--- DATASET EXCERPTS ---

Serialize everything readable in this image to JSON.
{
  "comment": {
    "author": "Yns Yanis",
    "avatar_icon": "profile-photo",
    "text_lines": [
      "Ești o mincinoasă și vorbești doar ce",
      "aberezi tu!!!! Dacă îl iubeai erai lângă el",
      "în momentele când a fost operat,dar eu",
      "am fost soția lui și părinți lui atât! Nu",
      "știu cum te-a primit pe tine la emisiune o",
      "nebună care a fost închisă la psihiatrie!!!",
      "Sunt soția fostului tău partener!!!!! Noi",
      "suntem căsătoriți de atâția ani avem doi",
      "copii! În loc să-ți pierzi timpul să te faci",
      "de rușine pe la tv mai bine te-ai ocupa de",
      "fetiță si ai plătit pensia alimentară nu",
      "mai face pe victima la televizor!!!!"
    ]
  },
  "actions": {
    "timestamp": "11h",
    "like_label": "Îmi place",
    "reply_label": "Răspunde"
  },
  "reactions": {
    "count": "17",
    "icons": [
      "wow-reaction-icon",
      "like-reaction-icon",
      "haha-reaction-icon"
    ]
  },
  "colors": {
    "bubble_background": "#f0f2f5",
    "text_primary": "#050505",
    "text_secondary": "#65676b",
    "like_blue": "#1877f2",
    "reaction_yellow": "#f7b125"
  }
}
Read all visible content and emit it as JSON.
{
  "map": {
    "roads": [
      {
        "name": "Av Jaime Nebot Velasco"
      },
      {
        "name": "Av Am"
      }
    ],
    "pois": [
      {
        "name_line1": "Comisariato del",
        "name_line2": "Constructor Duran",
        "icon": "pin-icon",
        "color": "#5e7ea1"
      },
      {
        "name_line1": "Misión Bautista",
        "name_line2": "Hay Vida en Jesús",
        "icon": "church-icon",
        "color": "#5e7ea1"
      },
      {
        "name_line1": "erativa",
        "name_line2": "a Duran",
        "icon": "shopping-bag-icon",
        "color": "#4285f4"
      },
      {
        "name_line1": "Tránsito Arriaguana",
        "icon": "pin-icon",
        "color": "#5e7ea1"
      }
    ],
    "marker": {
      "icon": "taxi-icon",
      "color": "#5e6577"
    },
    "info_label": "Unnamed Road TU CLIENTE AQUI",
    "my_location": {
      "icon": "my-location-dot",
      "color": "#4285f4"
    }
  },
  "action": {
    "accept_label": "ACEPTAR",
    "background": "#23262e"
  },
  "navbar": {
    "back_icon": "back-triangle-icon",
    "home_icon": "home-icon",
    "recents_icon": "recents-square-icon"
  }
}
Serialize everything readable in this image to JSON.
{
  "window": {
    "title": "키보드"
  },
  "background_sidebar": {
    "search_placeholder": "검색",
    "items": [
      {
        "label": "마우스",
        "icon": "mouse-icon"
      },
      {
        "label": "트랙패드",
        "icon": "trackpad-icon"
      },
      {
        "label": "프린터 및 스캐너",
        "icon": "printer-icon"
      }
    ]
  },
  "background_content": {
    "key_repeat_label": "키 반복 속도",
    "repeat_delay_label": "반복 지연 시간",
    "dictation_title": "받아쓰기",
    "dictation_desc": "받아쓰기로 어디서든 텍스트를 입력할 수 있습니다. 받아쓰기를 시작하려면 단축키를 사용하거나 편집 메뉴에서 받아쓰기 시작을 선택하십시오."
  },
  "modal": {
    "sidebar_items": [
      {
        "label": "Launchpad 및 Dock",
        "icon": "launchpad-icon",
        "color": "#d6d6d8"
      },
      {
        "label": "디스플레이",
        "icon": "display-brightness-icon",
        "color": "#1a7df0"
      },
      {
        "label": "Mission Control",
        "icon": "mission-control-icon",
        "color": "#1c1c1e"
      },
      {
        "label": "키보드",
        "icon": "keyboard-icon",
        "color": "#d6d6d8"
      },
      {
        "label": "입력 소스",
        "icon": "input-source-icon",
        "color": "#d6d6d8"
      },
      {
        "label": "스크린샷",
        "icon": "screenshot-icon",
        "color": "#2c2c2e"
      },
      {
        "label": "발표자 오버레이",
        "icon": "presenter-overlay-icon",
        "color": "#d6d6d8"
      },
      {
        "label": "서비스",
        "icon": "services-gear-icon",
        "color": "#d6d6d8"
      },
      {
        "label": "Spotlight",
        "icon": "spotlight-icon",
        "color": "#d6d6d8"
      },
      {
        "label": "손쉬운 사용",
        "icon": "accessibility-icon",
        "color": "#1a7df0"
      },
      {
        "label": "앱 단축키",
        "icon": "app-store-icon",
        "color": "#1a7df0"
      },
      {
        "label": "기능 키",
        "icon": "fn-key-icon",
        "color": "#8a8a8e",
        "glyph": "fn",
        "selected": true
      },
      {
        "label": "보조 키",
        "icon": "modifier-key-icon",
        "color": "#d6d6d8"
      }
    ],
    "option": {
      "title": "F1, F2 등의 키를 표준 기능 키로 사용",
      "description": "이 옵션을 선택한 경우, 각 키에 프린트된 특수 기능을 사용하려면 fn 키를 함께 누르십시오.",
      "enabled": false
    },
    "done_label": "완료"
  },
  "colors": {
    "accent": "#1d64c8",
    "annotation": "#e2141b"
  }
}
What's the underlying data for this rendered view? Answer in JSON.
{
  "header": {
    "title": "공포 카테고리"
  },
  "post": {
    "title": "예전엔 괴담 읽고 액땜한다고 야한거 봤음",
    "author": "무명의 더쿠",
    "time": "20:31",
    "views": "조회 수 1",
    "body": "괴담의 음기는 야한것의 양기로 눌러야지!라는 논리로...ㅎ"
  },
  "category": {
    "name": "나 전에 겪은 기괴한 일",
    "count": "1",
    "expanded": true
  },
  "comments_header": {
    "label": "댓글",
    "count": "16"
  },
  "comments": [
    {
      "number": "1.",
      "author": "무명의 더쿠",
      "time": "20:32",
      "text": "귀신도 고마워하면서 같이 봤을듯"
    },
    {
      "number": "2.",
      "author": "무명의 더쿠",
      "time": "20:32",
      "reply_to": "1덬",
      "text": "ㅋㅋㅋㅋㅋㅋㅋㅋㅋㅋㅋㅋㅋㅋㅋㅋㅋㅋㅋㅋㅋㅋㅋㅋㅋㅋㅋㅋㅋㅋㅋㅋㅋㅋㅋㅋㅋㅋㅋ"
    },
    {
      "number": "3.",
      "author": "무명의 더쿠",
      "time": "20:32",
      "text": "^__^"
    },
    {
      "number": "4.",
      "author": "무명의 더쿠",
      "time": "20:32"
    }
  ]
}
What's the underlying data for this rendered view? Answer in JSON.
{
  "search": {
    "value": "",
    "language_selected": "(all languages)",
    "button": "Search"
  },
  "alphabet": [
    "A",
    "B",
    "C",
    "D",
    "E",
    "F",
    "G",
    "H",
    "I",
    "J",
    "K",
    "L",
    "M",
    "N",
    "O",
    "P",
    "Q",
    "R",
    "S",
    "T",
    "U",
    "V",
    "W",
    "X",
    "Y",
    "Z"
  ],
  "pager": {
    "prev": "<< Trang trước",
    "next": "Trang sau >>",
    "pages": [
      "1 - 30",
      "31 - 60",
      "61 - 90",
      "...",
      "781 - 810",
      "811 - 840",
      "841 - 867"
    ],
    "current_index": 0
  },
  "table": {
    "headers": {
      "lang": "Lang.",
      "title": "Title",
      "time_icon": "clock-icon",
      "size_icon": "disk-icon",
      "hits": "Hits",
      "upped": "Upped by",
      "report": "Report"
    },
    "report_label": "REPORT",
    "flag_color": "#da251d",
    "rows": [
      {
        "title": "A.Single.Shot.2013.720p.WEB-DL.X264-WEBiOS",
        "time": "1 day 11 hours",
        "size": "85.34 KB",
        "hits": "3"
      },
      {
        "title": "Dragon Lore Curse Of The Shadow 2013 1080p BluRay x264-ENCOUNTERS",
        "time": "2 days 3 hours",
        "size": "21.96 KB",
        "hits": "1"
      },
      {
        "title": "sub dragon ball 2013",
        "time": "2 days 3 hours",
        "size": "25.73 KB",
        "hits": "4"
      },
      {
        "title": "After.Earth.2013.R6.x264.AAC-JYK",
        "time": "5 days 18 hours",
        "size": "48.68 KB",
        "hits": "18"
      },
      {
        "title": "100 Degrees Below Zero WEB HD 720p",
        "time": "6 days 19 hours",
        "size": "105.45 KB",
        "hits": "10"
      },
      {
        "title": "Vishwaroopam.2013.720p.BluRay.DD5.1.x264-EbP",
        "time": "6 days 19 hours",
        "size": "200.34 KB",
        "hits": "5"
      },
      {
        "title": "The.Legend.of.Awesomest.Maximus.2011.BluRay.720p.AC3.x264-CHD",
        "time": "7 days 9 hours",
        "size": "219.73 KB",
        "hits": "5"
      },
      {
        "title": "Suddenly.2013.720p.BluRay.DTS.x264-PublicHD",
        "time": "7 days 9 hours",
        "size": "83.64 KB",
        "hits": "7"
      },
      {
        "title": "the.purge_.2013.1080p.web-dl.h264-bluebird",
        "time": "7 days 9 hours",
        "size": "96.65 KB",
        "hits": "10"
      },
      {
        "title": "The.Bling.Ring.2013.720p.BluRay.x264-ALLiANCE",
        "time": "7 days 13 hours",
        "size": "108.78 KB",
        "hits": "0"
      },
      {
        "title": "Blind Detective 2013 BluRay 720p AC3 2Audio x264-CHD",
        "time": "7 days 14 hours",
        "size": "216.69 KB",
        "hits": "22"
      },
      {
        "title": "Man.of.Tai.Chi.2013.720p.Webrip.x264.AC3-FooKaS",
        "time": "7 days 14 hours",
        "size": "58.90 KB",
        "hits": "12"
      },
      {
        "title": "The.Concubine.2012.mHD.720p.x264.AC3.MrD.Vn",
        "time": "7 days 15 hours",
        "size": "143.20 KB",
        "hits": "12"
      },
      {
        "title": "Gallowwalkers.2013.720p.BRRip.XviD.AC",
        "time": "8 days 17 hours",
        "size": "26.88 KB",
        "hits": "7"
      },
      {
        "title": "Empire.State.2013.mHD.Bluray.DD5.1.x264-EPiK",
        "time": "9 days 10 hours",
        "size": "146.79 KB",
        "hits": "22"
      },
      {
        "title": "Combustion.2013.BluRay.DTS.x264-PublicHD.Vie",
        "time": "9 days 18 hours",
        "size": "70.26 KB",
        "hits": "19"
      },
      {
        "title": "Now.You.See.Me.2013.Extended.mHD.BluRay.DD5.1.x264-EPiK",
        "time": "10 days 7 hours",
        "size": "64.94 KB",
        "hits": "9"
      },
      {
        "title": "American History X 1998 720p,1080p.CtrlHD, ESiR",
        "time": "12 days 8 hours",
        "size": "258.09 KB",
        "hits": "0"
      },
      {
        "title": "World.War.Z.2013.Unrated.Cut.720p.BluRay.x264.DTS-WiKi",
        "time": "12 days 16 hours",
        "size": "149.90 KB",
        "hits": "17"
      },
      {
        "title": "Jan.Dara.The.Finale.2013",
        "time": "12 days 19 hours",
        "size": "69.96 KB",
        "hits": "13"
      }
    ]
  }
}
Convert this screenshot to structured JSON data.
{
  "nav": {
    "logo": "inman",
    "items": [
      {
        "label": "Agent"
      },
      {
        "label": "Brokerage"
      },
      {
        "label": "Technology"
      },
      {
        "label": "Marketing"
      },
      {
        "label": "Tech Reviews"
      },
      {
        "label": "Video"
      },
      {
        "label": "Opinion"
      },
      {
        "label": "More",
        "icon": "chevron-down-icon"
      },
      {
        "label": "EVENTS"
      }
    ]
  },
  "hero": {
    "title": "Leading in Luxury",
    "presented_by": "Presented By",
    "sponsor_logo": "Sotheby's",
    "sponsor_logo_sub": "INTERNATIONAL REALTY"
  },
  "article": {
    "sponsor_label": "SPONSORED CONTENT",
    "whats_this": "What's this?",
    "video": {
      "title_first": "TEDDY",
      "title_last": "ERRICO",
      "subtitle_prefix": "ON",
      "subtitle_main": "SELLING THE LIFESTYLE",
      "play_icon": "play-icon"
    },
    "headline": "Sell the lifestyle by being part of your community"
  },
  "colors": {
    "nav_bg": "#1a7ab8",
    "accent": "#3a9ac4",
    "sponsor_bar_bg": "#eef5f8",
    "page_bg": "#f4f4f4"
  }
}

---

Gather each line from the listing above that holds "EPiK".

        "title": "Empire.State.2013.mHD.Bluray.DD5.1.x264-EPiK",
        "title": "Now.You.See.Me.2013.Extended.mHD.BluRay.DD5.1.x264-EPiK",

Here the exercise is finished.